*Entries supplied*.

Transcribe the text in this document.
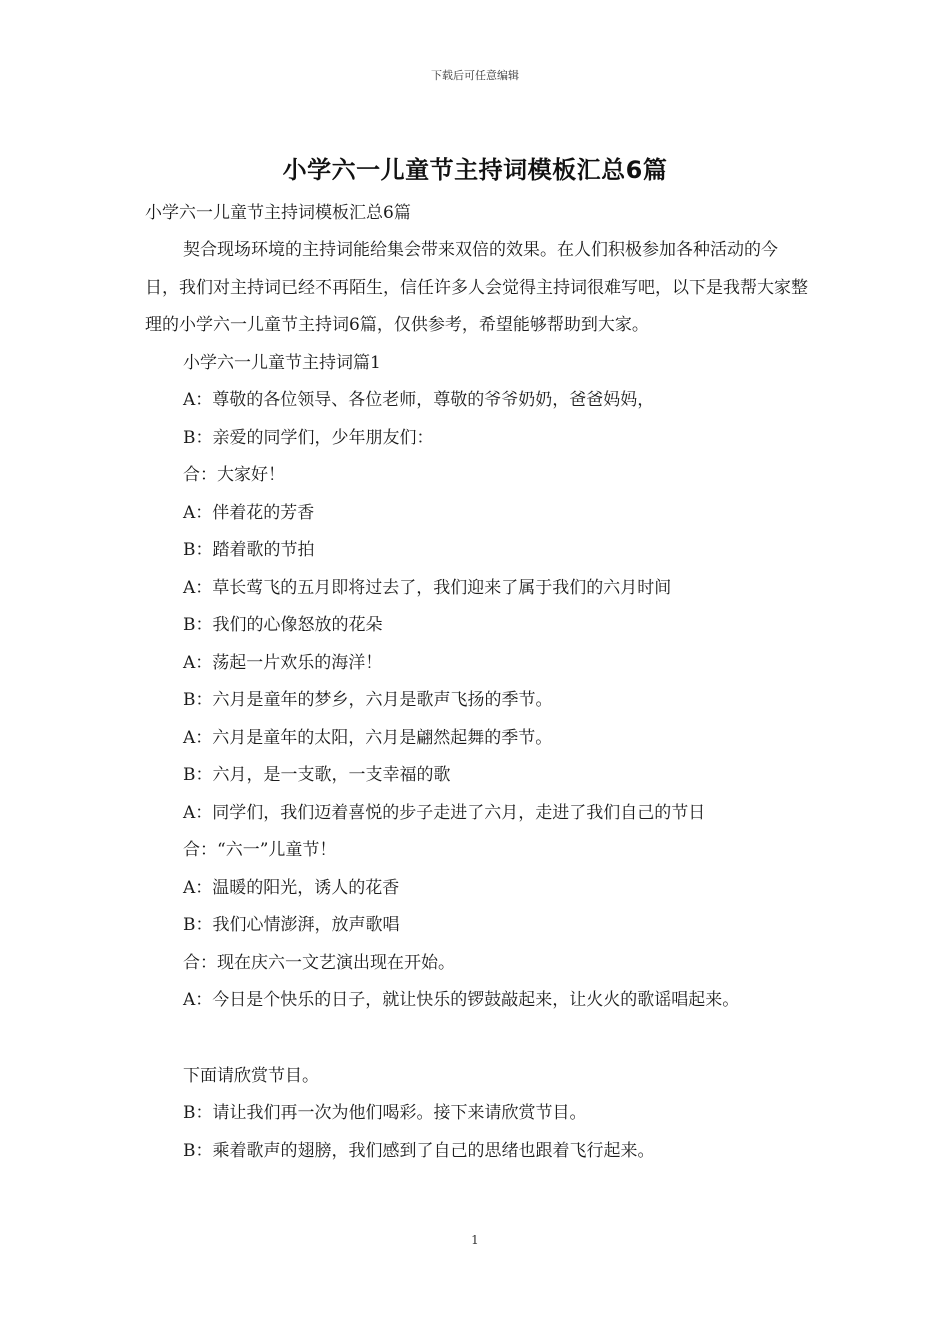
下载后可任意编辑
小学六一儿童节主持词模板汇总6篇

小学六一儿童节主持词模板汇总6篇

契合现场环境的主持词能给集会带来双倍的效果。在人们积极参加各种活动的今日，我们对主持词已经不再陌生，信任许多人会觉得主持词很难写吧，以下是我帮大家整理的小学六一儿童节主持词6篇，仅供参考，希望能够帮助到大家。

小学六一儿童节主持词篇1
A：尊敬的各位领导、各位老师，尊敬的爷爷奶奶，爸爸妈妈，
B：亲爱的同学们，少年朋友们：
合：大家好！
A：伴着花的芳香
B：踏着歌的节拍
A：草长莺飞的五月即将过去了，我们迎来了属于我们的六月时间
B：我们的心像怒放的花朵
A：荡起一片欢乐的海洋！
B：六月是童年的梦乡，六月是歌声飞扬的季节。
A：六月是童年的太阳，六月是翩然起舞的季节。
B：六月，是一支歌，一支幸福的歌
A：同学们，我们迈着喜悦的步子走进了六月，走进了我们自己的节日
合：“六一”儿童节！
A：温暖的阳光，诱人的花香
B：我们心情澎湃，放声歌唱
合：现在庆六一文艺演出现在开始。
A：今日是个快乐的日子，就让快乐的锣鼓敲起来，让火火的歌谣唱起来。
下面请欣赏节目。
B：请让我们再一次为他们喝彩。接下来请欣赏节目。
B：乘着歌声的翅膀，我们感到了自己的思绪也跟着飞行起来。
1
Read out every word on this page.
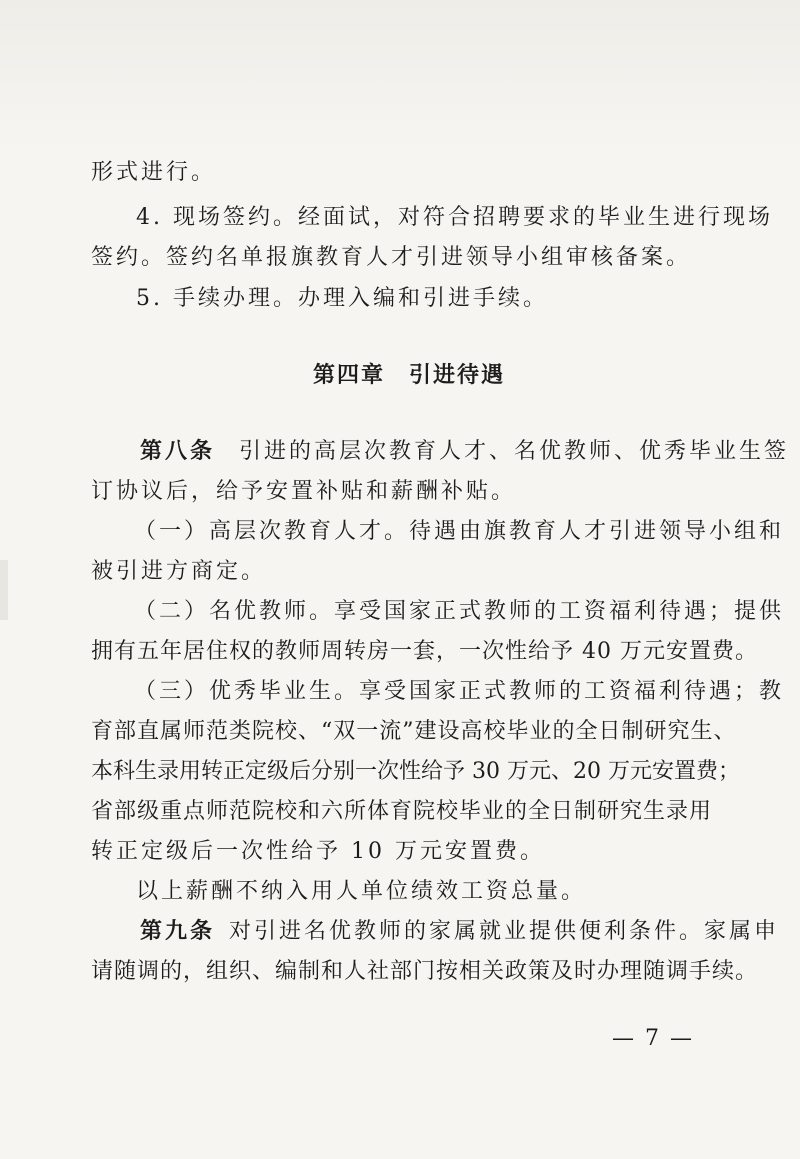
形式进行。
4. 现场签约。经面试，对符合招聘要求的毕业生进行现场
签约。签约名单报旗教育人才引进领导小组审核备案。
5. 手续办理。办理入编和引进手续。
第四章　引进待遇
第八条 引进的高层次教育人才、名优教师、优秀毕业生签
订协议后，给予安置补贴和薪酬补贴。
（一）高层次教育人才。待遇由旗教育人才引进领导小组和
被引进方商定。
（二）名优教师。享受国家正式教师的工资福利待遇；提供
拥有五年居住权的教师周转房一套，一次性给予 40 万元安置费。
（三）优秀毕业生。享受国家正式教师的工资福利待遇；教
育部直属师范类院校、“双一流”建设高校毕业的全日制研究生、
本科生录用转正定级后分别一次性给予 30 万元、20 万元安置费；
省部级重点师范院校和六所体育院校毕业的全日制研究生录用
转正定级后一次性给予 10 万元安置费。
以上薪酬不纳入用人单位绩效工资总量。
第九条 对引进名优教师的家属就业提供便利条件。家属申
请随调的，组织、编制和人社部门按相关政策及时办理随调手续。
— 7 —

*Exercise requirements*.
In the entries above, find every line holding the word "享受国家正式教师的工资福利待遇" and copy it out.

*Output below*.
（二）名优教师。享受国家正式教师的工资福利待遇；提供
（三）优秀毕业生。享受国家正式教师的工资福利待遇；教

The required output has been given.